## [WORK REQUIRED]
Without omitting anything, return the records precisely as given.

## [RECORDS PROVIDED]
....................
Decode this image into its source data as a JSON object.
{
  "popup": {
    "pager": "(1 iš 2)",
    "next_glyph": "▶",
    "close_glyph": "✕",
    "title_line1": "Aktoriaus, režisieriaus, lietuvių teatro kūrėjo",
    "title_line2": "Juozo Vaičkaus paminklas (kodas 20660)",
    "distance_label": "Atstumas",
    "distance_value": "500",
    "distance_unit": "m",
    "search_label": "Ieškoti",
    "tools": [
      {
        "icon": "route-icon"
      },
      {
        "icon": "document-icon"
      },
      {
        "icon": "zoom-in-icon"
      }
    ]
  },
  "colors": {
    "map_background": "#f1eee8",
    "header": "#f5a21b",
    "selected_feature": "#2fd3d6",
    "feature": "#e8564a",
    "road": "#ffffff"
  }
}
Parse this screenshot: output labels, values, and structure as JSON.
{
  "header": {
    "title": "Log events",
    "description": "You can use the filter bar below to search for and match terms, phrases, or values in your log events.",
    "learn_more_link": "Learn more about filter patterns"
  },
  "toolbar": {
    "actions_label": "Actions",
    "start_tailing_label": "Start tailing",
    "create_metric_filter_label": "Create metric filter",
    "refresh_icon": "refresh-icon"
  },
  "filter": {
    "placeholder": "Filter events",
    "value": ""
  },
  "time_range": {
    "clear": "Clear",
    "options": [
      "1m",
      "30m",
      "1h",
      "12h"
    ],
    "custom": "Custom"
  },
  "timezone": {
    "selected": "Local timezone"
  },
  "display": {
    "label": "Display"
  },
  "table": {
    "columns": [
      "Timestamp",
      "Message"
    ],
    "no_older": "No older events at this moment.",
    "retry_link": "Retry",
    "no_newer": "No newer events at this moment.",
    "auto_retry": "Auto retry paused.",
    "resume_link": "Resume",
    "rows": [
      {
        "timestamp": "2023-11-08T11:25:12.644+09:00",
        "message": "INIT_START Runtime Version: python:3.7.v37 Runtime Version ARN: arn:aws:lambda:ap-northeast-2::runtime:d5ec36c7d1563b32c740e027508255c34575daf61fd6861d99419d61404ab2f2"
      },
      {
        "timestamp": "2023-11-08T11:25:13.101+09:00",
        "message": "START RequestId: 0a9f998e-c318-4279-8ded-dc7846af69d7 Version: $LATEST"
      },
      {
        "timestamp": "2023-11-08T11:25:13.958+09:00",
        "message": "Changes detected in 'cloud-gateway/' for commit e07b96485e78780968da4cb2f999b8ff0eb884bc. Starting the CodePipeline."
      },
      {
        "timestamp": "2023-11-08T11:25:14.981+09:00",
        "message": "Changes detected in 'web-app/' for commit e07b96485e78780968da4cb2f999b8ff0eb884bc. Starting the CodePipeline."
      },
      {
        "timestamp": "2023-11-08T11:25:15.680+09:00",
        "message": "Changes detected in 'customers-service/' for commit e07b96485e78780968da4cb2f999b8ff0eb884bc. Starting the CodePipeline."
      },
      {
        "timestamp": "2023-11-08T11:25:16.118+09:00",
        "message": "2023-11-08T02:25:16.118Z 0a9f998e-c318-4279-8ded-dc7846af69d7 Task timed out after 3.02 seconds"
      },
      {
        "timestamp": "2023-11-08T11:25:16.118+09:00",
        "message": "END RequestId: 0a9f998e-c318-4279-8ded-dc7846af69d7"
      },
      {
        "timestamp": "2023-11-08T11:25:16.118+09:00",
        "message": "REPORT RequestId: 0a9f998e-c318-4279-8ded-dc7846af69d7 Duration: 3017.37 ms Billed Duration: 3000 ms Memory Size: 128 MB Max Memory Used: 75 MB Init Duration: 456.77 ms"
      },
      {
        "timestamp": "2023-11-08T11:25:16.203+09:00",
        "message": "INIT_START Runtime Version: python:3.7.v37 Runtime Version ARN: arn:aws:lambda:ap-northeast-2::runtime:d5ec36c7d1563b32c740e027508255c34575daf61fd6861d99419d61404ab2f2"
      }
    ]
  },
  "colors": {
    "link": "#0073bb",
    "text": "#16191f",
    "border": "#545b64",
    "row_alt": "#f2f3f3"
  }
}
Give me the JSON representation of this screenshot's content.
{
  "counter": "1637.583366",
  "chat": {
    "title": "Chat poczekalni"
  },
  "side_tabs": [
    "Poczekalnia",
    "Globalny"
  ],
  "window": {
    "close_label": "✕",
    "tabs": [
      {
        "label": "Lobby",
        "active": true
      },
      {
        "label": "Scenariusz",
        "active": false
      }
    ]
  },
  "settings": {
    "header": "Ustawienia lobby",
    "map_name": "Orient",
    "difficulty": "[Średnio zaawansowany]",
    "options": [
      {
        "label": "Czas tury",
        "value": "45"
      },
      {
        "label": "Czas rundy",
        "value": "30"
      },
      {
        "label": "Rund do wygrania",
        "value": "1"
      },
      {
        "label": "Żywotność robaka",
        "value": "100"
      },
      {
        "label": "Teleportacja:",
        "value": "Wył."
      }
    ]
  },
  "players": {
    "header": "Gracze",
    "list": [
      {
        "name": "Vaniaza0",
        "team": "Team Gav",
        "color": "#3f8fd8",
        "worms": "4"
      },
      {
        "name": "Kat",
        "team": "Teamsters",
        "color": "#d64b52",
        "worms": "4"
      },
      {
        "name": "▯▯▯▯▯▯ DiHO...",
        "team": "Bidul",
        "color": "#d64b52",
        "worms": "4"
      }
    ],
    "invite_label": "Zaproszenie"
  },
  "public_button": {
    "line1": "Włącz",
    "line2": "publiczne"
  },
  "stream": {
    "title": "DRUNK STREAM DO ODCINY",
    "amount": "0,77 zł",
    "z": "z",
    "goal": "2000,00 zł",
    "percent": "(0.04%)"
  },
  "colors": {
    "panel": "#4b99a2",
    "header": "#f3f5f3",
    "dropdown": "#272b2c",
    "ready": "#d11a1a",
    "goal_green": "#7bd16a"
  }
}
....................
## [ANSWER]
Decode this image into its source data as a JSON object.
{
  "popup": {
    "pager": "(1 iš 2)",
    "next_glyph": "▶",
    "close_glyph": "✕",
    "title_line1": "Aktoriaus, režisieriaus, lietuvių teatro kūrėjo",
    "title_line2": "Juozo Vaičkaus paminklas (kodas 20660)",
    "distance_label": "Atstumas",
    "distance_value": "500",
    "distance_unit": "m",
    "search_label": "Ieškoti",
    "tools": [
      {
        "icon": "route-icon"
      },
      {
        "icon": "document-icon"
      },
      {
        "icon": "zoom-in-icon"
      }
    ]
  },
  "colors": {
    "map_background": "#f1eee8",
    "header": "#f5a21b",
    "selected_feature": "#2fd3d6",
    "feature": "#e8564a",
    "road": "#ffffff"
  }
}
Parse this screenshot: output labels, values, and structure as JSON.
{
  "header": {
    "title": "Log events",
    "description": "You can use the filter bar below to search for and match terms, phrases, or values in your log events.",
    "learn_more_link": "Learn more about filter patterns"
  },
  "toolbar": {
    "actions_label": "Actions",
    "start_tailing_label": "Start tailing",
    "create_metric_filter_label": "Create metric filter",
    "refresh_icon": "refresh-icon"
  },
  "filter": {
    "placeholder": "Filter events",
    "value": ""
  },
  "time_range": {
    "clear": "Clear",
    "options": [
      "1m",
      "30m",
      "1h",
      "12h"
    ],
    "custom": "Custom"
  },
  "timezone": {
    "selected": "Local timezone"
  },
  "display": {
    "label": "Display"
  },
  "table": {
    "columns": [
      "Timestamp",
      "Message"
    ],
    "no_older": "No older events at this moment.",
    "retry_link": "Retry",
    "no_newer": "No newer events at this moment.",
    "auto_retry": "Auto retry paused.",
    "resume_link": "Resume",
    "rows": [
      {
        "timestamp": "2023-11-08T11:25:12.644+09:00",
        "message": "INIT_START Runtime Version: python:3.7.v37 Runtime Version ARN: arn:aws:lambda:ap-northeast-2::runtime:d5ec36c7d1563b32c740e027508255c34575daf61fd6861d99419d61404ab2f2"
      },
      {
        "timestamp": "2023-11-08T11:25:13.101+09:00",
        "message": "START RequestId: 0a9f998e-c318-4279-8ded-dc7846af69d7 Version: $LATEST"
      },
      {
        "timestamp": "2023-11-08T11:25:13.958+09:00",
        "message": "Changes detected in 'cloud-gateway/' for commit e07b96485e78780968da4cb2f999b8ff0eb884bc. Starting the CodePipeline."
      },
      {
        "timestamp": "2023-11-08T11:25:14.981+09:00",
        "message": "Changes detected in 'web-app/' for commit e07b96485e78780968da4cb2f999b8ff0eb884bc. Starting the CodePipeline."
      },
      {
        "timestamp": "2023-11-08T11:25:15.680+09:00",
        "message": "Changes detected in 'customers-service/' for commit e07b96485e78780968da4cb2f999b8ff0eb884bc. Starting the CodePipeline."
      },
      {
        "timestamp": "2023-11-08T11:25:16.118+09:00",
        "message": "2023-11-08T02:25:16.118Z 0a9f998e-c318-4279-8ded-dc7846af69d7 Task timed out after 3.02 seconds"
      },
      {
        "timestamp": "2023-11-08T11:25:16.118+09:00",
        "message": "END RequestId: 0a9f998e-c318-4279-8ded-dc7846af69d7"
      },
      {
        "timestamp": "2023-11-08T11:25:16.118+09:00",
        "message": "REPORT RequestId: 0a9f998e-c318-4279-8ded-dc7846af69d7 Duration: 3017.37 ms Billed Duration: 3000 ms Memory Size: 128 MB Max Memory Used: 75 MB Init Duration: 456.77 ms"
      },
      {
        "timestamp": "2023-11-08T11:25:16.203+09:00",
        "message": "INIT_START Runtime Version: python:3.7.v37 Runtime Version ARN: arn:aws:lambda:ap-northeast-2::runtime:d5ec36c7d1563b32c740e027508255c34575daf61fd6861d99419d61404ab2f2"
      }
    ]
  },
  "colors": {
    "link": "#0073bb",
    "text": "#16191f",
    "border": "#545b64",
    "row_alt": "#f2f3f3"
  }
}
Give me the JSON representation of this screenshot's content.
{
  "counter": "1637.583366",
  "chat": {
    "title": "Chat poczekalni"
  },
  "side_tabs": [
    "Poczekalnia",
    "Globalny"
  ],
  "window": {
    "close_label": "✕",
    "tabs": [
      {
        "label": "Lobby",
        "active": true
      },
      {
        "label": "Scenariusz",
        "active": false
      }
    ]
  },
  "settings": {
    "header": "Ustawienia lobby",
    "map_name": "Orient",
    "difficulty": "[Średnio zaawansowany]",
    "options": [
      {
        "label": "Czas tury",
        "value": "45"
      },
      {
        "label": "Czas rundy",
        "value": "30"
      },
      {
        "label": "Rund do wygrania",
        "value": "1"
      },
      {
        "label": "Żywotność robaka",
        "value": "100"
      },
      {
        "label": "Teleportacja:",
        "value": "Wył."
      }
    ]
  },
  "players": {
    "header": "Gracze",
    "list": [
      {
        "name": "Vaniaza0",
        "team": "Team Gav",
        "color": "#3f8fd8",
        "worms": "4"
      },
      {
        "name": "Kat",
        "team": "Teamsters",
        "color": "#d64b52",
        "worms": "4"
      },
      {
        "name": "▯▯▯▯▯▯ DiHO...",
        "team": "Bidul",
        "color": "#d64b52",
        "worms": "4"
      }
    ],
    "invite_label": "Zaproszenie"
  },
  "public_button": {
    "line1": "Włącz",
    "line2": "publiczne"
  },
  "stream": {
    "title": "DRUNK STREAM DO ODCINY",
    "amount": "0,77 zł",
    "z": "z",
    "goal": "2000,00 zł",
    "percent": "(0.04%)"
  },
  "colors": {
    "panel": "#4b99a2",
    "header": "#f3f5f3",
    "dropdown": "#272b2c",
    "ready": "#d11a1a",
    "goal_green": "#7bd16a"
  }
}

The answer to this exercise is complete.